(Stored data)
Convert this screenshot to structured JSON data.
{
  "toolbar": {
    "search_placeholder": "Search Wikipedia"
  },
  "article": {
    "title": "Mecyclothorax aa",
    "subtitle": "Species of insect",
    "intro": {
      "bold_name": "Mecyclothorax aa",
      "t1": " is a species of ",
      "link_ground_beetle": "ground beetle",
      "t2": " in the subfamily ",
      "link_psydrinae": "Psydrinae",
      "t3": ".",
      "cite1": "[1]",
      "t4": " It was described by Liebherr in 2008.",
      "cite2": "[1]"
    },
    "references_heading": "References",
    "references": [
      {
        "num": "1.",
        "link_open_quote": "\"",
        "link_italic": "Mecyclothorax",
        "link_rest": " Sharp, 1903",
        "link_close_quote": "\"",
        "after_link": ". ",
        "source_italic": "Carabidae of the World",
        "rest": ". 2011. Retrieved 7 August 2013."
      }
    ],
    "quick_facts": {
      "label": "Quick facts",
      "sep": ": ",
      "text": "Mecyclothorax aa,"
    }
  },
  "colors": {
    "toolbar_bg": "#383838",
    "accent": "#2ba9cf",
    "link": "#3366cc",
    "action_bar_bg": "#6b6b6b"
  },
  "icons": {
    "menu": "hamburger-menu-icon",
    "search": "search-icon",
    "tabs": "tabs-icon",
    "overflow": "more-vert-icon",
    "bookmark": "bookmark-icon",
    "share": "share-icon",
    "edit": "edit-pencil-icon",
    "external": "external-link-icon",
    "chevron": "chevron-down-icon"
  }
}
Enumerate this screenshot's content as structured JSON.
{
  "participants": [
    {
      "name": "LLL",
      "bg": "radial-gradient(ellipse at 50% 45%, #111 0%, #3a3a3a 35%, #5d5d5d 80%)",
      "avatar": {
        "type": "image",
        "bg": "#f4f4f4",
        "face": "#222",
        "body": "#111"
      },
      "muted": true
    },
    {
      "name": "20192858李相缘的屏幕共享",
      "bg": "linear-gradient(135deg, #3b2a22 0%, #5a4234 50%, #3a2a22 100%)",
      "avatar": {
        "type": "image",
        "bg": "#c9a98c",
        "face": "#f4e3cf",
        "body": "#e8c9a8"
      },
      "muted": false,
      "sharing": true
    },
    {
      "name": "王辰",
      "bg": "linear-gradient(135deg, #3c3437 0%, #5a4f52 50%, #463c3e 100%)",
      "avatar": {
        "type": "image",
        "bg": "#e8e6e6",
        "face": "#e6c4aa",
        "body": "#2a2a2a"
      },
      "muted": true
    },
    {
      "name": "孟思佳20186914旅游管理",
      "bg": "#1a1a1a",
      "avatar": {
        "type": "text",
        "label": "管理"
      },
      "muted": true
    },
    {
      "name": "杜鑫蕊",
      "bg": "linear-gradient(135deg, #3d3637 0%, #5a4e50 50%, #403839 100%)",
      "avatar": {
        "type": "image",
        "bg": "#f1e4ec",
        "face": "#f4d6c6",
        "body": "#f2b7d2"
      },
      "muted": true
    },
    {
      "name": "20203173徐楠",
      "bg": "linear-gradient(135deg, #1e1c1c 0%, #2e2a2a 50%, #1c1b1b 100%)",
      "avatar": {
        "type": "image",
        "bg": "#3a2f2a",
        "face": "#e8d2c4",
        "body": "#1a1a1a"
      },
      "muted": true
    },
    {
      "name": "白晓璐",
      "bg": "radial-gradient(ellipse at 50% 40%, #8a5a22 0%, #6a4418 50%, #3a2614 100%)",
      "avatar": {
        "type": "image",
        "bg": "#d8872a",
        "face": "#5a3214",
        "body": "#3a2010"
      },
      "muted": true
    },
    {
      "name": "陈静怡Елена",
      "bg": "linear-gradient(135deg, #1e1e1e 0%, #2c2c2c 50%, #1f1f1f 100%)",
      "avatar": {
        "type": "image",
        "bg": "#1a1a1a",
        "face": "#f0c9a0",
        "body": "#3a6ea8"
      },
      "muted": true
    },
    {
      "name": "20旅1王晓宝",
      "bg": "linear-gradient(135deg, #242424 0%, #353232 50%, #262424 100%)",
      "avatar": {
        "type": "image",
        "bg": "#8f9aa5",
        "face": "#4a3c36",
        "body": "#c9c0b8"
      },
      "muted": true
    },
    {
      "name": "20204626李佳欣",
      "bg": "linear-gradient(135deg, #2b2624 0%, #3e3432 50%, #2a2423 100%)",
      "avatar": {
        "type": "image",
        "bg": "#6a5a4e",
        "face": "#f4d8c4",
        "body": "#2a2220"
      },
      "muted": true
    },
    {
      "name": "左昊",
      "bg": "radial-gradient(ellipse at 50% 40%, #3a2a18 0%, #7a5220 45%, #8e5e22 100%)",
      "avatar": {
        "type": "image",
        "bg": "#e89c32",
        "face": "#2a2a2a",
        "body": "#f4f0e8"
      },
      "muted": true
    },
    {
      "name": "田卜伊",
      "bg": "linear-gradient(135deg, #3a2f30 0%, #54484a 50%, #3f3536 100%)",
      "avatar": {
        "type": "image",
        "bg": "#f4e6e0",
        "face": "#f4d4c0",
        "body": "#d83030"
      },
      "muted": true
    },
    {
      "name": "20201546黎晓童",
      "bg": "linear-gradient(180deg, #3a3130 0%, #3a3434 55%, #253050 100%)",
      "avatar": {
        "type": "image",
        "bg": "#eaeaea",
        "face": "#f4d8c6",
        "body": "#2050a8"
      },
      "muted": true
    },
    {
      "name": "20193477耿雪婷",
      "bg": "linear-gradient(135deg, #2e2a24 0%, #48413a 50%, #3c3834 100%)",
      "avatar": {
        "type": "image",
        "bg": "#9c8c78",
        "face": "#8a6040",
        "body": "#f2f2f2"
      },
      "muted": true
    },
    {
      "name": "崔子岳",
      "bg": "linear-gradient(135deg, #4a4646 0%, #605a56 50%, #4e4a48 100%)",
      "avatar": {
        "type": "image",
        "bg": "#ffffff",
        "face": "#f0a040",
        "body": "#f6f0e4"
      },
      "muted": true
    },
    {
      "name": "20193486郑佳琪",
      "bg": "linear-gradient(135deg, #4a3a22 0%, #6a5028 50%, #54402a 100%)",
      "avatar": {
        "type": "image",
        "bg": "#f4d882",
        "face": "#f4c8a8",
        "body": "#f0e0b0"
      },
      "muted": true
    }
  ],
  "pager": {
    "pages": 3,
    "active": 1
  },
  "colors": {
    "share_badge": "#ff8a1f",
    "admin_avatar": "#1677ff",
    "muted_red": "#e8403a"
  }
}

* _Goal of the exercise_: Show, from the material above, each line that includes the string "structured".

* _Solution to the exercise_:
Convert this screenshot to structured JSON data.
Enumerate this screenshot's content as structured JSON.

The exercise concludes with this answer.